In the listing below, pick out lines with "Indians".

**** TASK DATA ****

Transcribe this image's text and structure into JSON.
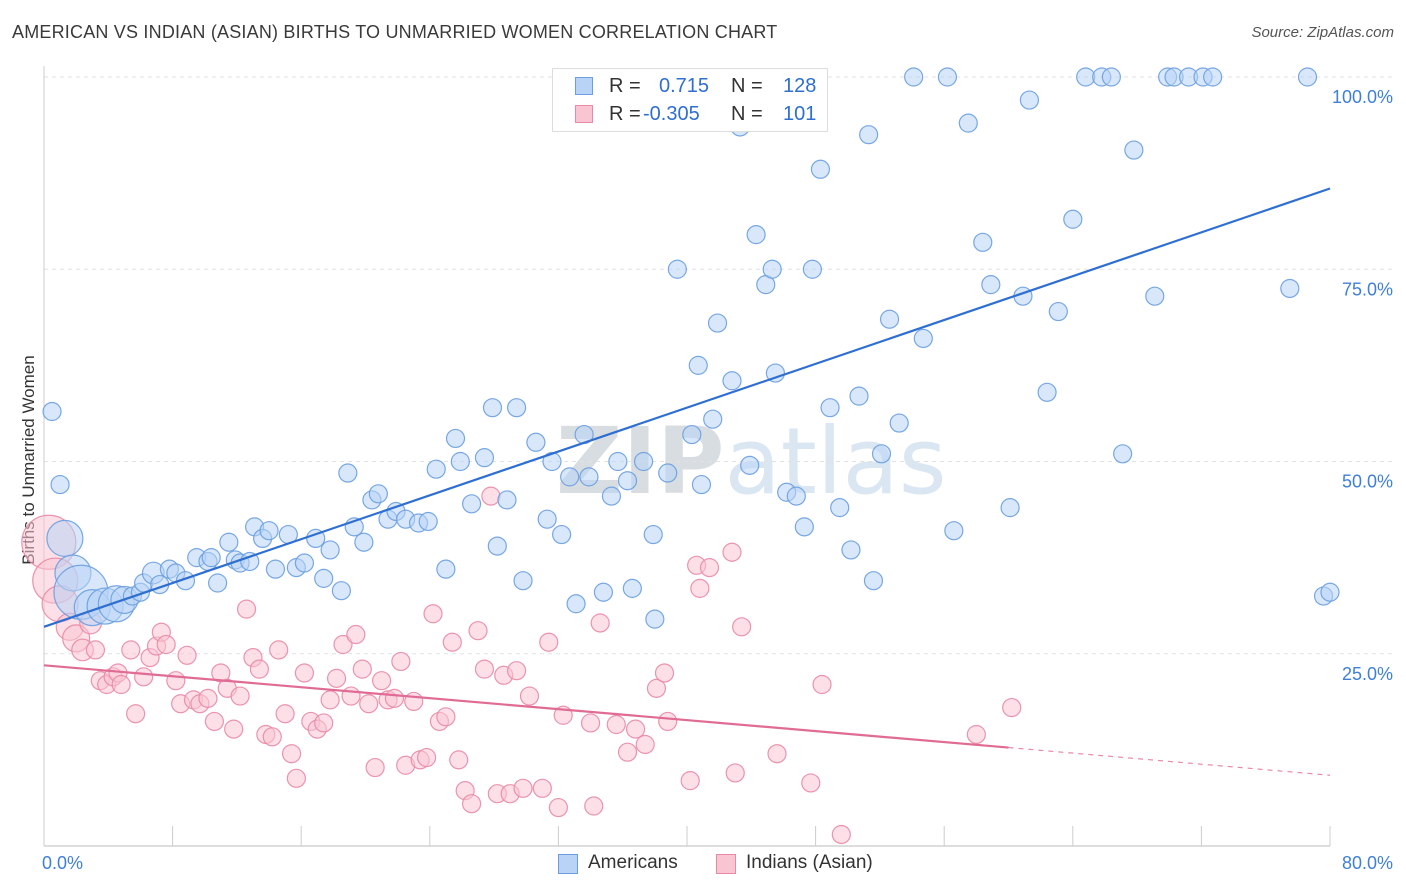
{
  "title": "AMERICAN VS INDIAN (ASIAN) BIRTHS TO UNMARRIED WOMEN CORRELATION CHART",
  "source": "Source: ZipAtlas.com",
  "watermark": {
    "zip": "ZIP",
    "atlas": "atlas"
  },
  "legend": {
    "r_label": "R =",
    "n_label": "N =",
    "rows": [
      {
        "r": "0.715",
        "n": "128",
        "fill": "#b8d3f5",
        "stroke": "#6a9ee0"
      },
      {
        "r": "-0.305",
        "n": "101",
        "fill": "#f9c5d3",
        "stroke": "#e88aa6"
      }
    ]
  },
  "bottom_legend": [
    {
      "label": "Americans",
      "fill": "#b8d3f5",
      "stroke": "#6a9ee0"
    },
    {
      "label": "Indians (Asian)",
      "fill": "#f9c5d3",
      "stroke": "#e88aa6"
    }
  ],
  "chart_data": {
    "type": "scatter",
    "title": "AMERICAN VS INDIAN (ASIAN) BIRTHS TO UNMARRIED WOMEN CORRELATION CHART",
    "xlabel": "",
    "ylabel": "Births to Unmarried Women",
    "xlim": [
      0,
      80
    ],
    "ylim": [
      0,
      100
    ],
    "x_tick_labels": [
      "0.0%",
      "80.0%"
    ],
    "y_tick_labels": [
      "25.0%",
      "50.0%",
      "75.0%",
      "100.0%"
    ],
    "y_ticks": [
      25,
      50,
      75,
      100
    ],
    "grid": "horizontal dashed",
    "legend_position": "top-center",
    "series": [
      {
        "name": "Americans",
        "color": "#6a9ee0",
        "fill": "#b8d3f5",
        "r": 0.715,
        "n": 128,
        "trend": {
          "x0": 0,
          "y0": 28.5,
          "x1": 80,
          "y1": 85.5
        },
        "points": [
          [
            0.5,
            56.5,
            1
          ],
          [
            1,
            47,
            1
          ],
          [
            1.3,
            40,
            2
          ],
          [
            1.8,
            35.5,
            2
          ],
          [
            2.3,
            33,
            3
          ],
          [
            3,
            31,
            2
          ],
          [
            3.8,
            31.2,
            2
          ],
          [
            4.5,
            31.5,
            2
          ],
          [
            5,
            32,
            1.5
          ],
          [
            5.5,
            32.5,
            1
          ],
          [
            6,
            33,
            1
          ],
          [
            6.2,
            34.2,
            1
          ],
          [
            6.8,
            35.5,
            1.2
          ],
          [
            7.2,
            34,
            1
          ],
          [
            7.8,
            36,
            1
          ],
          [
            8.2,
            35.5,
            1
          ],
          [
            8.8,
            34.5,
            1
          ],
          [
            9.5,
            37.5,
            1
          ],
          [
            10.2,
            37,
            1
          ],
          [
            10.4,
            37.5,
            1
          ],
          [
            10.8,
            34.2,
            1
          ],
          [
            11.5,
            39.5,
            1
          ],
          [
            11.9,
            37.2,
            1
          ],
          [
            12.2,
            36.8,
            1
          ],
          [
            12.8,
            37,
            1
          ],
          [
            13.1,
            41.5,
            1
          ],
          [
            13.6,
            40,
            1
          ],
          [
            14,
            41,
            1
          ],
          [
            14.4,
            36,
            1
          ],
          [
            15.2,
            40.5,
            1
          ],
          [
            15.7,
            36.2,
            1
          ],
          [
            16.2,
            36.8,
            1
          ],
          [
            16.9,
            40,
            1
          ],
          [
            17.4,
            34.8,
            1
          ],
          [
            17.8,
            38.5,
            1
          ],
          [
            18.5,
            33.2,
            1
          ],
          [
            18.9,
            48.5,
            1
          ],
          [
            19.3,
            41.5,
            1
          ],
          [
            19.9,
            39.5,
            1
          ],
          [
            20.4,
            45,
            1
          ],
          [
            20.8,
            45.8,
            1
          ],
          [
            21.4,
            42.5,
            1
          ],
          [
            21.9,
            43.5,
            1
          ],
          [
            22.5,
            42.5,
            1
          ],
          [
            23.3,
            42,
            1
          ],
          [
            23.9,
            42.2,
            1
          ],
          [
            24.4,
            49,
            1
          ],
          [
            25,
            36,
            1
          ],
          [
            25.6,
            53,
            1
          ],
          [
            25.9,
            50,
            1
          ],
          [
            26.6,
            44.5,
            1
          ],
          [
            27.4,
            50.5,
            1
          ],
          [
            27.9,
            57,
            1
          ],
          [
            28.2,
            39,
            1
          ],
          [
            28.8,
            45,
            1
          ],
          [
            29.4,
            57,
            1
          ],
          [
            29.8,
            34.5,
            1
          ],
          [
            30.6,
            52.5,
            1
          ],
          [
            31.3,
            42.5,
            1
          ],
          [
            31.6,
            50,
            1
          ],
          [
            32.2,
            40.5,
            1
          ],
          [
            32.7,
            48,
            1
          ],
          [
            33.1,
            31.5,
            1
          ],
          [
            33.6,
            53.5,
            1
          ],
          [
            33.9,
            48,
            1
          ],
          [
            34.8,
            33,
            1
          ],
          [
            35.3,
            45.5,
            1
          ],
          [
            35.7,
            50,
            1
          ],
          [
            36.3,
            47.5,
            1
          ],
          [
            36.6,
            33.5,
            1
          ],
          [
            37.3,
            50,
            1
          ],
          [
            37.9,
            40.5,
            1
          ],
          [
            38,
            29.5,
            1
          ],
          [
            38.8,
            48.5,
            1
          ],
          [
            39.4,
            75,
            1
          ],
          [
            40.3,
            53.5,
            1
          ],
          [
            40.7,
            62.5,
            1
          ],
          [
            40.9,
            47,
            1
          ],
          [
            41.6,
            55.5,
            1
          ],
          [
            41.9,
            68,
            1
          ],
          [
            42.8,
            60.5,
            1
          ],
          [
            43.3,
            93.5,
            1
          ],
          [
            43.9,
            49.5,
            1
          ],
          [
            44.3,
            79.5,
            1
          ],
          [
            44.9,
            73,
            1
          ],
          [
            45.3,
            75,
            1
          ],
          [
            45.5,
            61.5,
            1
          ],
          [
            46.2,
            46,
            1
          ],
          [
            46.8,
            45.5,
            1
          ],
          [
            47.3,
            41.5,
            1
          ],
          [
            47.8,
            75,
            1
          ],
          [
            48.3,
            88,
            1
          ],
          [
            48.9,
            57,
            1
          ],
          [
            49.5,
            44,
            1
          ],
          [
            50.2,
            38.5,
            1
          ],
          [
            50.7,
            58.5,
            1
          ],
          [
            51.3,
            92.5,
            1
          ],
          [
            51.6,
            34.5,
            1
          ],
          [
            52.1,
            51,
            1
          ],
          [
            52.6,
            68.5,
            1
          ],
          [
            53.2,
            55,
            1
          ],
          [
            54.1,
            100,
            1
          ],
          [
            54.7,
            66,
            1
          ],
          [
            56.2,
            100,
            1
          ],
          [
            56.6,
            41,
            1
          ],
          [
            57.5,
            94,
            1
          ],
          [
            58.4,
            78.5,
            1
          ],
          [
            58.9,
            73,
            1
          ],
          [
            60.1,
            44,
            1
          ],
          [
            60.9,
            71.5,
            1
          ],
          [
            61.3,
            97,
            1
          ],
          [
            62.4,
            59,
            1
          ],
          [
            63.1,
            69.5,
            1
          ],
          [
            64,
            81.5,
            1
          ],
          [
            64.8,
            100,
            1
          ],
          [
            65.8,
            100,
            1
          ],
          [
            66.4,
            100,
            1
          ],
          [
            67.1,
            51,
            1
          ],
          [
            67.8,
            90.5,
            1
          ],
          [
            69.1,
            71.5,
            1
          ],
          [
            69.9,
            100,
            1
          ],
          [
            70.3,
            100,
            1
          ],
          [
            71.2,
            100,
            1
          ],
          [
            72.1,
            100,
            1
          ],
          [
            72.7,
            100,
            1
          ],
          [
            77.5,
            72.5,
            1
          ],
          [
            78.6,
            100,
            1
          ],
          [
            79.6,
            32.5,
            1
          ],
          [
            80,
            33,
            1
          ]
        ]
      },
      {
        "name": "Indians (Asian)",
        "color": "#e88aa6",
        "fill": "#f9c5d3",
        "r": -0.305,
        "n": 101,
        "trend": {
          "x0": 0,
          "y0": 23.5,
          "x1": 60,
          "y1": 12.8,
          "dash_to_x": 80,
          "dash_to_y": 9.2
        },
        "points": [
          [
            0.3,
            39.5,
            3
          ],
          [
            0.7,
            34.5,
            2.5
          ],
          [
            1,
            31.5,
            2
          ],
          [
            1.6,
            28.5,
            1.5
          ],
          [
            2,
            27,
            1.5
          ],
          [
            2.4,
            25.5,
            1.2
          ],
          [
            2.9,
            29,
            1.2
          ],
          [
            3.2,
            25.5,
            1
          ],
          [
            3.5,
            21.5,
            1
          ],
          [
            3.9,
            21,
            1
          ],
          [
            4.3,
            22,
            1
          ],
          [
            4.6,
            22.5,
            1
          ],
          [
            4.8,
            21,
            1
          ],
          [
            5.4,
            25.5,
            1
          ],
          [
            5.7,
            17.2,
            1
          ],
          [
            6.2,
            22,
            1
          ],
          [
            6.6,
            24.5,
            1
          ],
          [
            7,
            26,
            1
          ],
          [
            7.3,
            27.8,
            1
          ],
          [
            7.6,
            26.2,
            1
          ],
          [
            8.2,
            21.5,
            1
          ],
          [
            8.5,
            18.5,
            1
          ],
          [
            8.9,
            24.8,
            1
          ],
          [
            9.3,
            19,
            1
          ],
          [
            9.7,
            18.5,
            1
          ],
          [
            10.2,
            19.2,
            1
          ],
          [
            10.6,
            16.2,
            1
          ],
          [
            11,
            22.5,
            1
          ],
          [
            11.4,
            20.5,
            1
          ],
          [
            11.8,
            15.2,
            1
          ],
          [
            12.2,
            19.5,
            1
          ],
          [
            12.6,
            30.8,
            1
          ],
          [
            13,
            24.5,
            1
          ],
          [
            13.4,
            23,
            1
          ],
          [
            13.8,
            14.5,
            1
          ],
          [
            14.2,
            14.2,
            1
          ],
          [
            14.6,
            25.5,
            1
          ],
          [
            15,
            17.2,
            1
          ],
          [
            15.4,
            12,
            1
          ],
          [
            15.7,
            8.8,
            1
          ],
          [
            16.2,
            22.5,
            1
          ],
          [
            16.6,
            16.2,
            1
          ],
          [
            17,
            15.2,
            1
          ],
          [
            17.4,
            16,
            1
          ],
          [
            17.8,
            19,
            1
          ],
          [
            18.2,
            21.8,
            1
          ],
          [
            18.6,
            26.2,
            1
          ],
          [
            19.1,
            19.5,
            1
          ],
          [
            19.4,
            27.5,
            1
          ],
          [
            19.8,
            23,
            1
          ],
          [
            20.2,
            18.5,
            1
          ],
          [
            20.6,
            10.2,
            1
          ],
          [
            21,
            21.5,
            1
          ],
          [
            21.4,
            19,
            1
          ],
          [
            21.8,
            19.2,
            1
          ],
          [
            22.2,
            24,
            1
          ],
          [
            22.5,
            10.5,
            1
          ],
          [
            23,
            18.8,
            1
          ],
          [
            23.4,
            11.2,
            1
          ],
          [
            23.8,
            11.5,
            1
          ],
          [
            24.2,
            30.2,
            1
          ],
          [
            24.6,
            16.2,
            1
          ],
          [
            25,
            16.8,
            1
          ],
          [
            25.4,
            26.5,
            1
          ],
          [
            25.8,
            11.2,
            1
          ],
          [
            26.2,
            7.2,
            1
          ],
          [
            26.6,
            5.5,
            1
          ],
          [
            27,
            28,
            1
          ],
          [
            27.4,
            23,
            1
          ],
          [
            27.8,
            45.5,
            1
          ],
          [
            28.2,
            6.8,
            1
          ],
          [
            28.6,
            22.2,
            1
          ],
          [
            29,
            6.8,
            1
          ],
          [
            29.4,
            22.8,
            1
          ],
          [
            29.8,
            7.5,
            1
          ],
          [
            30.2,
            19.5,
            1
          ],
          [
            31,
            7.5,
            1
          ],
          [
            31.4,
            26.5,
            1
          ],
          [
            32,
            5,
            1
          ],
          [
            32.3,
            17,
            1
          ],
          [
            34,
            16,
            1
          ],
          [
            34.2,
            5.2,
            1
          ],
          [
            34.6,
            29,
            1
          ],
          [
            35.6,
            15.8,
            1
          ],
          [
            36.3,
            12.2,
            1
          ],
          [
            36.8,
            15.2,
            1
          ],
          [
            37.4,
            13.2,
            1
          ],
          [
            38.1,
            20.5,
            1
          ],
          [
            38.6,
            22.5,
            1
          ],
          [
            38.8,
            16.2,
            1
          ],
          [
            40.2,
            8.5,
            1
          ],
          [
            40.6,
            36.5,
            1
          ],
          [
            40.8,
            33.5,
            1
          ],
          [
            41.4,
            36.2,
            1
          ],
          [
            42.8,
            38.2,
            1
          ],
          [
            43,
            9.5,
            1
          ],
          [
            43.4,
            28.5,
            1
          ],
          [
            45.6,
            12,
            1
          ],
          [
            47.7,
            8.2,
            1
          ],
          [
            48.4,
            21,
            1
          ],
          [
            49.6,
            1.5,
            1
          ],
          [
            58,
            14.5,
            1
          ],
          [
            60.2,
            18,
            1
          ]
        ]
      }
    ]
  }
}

****

■ FINAL RESULT ■
      "label": "Indians (Asian)",
        "name": "Indians (Asian)",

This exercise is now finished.